>> START Given data

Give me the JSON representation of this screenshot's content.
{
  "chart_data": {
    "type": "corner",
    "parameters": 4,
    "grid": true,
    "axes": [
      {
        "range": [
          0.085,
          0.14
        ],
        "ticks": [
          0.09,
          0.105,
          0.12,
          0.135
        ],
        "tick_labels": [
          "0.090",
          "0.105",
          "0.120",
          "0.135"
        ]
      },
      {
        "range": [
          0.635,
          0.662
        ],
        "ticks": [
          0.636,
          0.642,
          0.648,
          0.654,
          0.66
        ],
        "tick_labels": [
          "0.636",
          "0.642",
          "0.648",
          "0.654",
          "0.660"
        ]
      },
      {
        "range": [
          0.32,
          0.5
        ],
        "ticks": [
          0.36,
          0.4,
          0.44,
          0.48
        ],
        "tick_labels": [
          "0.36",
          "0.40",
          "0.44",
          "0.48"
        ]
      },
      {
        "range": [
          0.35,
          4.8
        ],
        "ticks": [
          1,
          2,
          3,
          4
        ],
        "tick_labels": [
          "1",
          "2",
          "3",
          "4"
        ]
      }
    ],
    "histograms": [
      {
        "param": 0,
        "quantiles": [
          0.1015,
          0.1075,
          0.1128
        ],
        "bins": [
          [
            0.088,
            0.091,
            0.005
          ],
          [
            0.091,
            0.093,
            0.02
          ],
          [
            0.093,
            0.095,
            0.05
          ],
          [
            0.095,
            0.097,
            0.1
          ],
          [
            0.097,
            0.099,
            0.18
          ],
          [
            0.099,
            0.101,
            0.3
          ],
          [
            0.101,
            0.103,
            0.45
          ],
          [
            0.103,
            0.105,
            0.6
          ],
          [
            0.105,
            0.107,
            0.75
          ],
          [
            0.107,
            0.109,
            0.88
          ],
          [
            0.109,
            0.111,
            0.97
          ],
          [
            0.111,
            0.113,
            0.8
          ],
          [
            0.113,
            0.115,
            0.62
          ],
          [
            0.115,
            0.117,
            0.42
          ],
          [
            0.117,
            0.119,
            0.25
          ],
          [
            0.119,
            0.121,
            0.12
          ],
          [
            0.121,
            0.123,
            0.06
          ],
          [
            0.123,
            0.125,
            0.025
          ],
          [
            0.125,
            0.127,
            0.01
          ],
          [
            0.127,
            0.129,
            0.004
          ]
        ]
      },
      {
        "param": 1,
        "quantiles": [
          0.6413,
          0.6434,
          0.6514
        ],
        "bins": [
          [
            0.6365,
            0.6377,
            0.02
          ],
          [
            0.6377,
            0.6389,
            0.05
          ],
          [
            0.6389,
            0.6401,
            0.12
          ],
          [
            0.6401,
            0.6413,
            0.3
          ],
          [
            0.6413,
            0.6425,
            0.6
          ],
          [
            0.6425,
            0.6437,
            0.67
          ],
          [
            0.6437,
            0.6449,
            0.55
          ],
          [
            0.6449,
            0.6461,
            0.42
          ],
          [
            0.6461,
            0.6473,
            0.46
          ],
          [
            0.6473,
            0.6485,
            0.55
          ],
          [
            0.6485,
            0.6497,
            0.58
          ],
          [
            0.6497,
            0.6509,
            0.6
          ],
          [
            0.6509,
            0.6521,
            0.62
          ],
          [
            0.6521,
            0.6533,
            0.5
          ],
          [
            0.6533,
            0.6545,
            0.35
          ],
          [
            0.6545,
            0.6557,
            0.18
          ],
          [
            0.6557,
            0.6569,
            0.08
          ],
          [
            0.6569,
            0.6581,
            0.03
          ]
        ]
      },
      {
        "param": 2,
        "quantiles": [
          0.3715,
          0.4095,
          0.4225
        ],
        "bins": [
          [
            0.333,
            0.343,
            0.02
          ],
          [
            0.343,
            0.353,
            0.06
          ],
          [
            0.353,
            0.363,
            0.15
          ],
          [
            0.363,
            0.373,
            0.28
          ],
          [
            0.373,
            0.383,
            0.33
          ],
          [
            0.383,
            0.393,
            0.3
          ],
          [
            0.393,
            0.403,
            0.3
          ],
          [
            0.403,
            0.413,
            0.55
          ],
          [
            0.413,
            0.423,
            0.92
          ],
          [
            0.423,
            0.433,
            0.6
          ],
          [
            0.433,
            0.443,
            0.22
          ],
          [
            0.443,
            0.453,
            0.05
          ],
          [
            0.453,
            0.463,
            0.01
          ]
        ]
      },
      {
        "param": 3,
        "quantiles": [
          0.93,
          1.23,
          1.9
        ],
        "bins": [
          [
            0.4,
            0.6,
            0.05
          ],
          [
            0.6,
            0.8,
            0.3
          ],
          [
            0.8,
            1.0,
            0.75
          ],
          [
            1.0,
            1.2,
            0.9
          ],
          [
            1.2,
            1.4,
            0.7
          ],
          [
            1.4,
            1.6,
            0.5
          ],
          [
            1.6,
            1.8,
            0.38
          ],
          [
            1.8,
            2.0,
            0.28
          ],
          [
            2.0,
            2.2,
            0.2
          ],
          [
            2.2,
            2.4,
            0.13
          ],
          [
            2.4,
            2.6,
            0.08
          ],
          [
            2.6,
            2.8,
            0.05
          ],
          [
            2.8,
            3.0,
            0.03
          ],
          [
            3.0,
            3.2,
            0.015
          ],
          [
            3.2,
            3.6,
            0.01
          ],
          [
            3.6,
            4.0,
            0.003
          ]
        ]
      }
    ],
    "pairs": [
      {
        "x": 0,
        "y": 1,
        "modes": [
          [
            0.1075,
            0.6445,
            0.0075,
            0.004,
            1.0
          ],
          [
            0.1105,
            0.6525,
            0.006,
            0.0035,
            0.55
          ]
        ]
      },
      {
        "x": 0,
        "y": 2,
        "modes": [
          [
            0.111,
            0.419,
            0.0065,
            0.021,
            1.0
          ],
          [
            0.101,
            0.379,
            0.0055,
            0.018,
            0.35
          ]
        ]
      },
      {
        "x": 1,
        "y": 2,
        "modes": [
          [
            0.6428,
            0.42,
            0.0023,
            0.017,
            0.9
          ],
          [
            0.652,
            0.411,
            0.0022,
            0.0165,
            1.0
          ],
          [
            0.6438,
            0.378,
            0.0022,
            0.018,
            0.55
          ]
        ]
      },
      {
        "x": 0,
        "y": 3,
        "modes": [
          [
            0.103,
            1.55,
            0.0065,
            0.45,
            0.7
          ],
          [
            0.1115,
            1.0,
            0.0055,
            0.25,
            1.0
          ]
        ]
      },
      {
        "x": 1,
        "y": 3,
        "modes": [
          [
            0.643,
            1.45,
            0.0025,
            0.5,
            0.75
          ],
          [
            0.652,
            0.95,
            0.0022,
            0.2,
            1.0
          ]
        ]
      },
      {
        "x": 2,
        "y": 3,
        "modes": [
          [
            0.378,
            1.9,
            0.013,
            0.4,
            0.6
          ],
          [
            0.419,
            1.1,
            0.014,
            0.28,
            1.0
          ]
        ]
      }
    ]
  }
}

>> END Given data

== Stated task ==
Set all of the entries down again, exactly as they were given.

== Task solution ==
Give me the JSON representation of this screenshot's content.
{
  "chart_data": {
    "type": "corner",
    "parameters": 4,
    "grid": true,
    "axes": [
      {
        "range": [
          0.085,
          0.14
        ],
        "ticks": [
          0.09,
          0.105,
          0.12,
          0.135
        ],
        "tick_labels": [
          "0.090",
          "0.105",
          "0.120",
          "0.135"
        ]
      },
      {
        "range": [
          0.635,
          0.662
        ],
        "ticks": [
          0.636,
          0.642,
          0.648,
          0.654,
          0.66
        ],
        "tick_labels": [
          "0.636",
          "0.642",
          "0.648",
          "0.654",
          "0.660"
        ]
      },
      {
        "range": [
          0.32,
          0.5
        ],
        "ticks": [
          0.36,
          0.4,
          0.44,
          0.48
        ],
        "tick_labels": [
          "0.36",
          "0.40",
          "0.44",
          "0.48"
        ]
      },
      {
        "range": [
          0.35,
          4.8
        ],
        "ticks": [
          1,
          2,
          3,
          4
        ],
        "tick_labels": [
          "1",
          "2",
          "3",
          "4"
        ]
      }
    ],
    "histograms": [
      {
        "param": 0,
        "quantiles": [
          0.1015,
          0.1075,
          0.1128
        ],
        "bins": [
          [
            0.088,
            0.091,
            0.005
          ],
          [
            0.091,
            0.093,
            0.02
          ],
          [
            0.093,
            0.095,
            0.05
          ],
          [
            0.095,
            0.097,
            0.1
          ],
          [
            0.097,
            0.099,
            0.18
          ],
          [
            0.099,
            0.101,
            0.3
          ],
          [
            0.101,
            0.103,
            0.45
          ],
          [
            0.103,
            0.105,
            0.6
          ],
          [
            0.105,
            0.107,
            0.75
          ],
          [
            0.107,
            0.109,
            0.88
          ],
          [
            0.109,
            0.111,
            0.97
          ],
          [
            0.111,
            0.113,
            0.8
          ],
          [
            0.113,
            0.115,
            0.62
          ],
          [
            0.115,
            0.117,
            0.42
          ],
          [
            0.117,
            0.119,
            0.25
          ],
          [
            0.119,
            0.121,
            0.12
          ],
          [
            0.121,
            0.123,
            0.06
          ],
          [
            0.123,
            0.125,
            0.025
          ],
          [
            0.125,
            0.127,
            0.01
          ],
          [
            0.127,
            0.129,
            0.004
          ]
        ]
      },
      {
        "param": 1,
        "quantiles": [
          0.6413,
          0.6434,
          0.6514
        ],
        "bins": [
          [
            0.6365,
            0.6377,
            0.02
          ],
          [
            0.6377,
            0.6389,
            0.05
          ],
          [
            0.6389,
            0.6401,
            0.12
          ],
          [
            0.6401,
            0.6413,
            0.3
          ],
          [
            0.6413,
            0.6425,
            0.6
          ],
          [
            0.6425,
            0.6437,
            0.67
          ],
          [
            0.6437,
            0.6449,
            0.55
          ],
          [
            0.6449,
            0.6461,
            0.42
          ],
          [
            0.6461,
            0.6473,
            0.46
          ],
          [
            0.6473,
            0.6485,
            0.55
          ],
          [
            0.6485,
            0.6497,
            0.58
          ],
          [
            0.6497,
            0.6509,
            0.6
          ],
          [
            0.6509,
            0.6521,
            0.62
          ],
          [
            0.6521,
            0.6533,
            0.5
          ],
          [
            0.6533,
            0.6545,
            0.35
          ],
          [
            0.6545,
            0.6557,
            0.18
          ],
          [
            0.6557,
            0.6569,
            0.08
          ],
          [
            0.6569,
            0.6581,
            0.03
          ]
        ]
      },
      {
        "param": 2,
        "quantiles": [
          0.3715,
          0.4095,
          0.4225
        ],
        "bins": [
          [
            0.333,
            0.343,
            0.02
          ],
          [
            0.343,
            0.353,
            0.06
          ],
          [
            0.353,
            0.363,
            0.15
          ],
          [
            0.363,
            0.373,
            0.28
          ],
          [
            0.373,
            0.383,
            0.33
          ],
          [
            0.383,
            0.393,
            0.3
          ],
          [
            0.393,
            0.403,
            0.3
          ],
          [
            0.403,
            0.413,
            0.55
          ],
          [
            0.413,
            0.423,
            0.92
          ],
          [
            0.423,
            0.433,
            0.6
          ],
          [
            0.433,
            0.443,
            0.22
          ],
          [
            0.443,
            0.453,
            0.05
          ],
          [
            0.453,
            0.463,
            0.01
          ]
        ]
      },
      {
        "param": 3,
        "quantiles": [
          0.93,
          1.23,
          1.9
        ],
        "bins": [
          [
            0.4,
            0.6,
            0.05
          ],
          [
            0.6,
            0.8,
            0.3
          ],
          [
            0.8,
            1.0,
            0.75
          ],
          [
            1.0,
            1.2,
            0.9
          ],
          [
            1.2,
            1.4,
            0.7
          ],
          [
            1.4,
            1.6,
            0.5
          ],
          [
            1.6,
            1.8,
            0.38
          ],
          [
            1.8,
            2.0,
            0.28
          ],
          [
            2.0,
            2.2,
            0.2
          ],
          [
            2.2,
            2.4,
            0.13
          ],
          [
            2.4,
            2.6,
            0.08
          ],
          [
            2.6,
            2.8,
            0.05
          ],
          [
            2.8,
            3.0,
            0.03
          ],
          [
            3.0,
            3.2,
            0.015
          ],
          [
            3.2,
            3.6,
            0.01
          ],
          [
            3.6,
            4.0,
            0.003
          ]
        ]
      }
    ],
    "pairs": [
      {
        "x": 0,
        "y": 1,
        "modes": [
          [
            0.1075,
            0.6445,
            0.0075,
            0.004,
            1.0
          ],
          [
            0.1105,
            0.6525,
            0.006,
            0.0035,
            0.55
          ]
        ]
      },
      {
        "x": 0,
        "y": 2,
        "modes": [
          [
            0.111,
            0.419,
            0.0065,
            0.021,
            1.0
          ],
          [
            0.101,
            0.379,
            0.0055,
            0.018,
            0.35
          ]
        ]
      },
      {
        "x": 1,
        "y": 2,
        "modes": [
          [
            0.6428,
            0.42,
            0.0023,
            0.017,
            0.9
          ],
          [
            0.652,
            0.411,
            0.0022,
            0.0165,
            1.0
          ],
          [
            0.6438,
            0.378,
            0.0022,
            0.018,
            0.55
          ]
        ]
      },
      {
        "x": 0,
        "y": 3,
        "modes": [
          [
            0.103,
            1.55,
            0.0065,
            0.45,
            0.7
          ],
          [
            0.1115,
            1.0,
            0.0055,
            0.25,
            1.0
          ]
        ]
      },
      {
        "x": 1,
        "y": 3,
        "modes": [
          [
            0.643,
            1.45,
            0.0025,
            0.5,
            0.75
          ],
          [
            0.652,
            0.95,
            0.0022,
            0.2,
            1.0
          ]
        ]
      },
      {
        "x": 2,
        "y": 3,
        "modes": [
          [
            0.378,
            1.9,
            0.013,
            0.4,
            0.6
          ],
          [
            0.419,
            1.1,
            0.014,
            0.28,
            1.0
          ]
        ]
      }
    ]
  }
}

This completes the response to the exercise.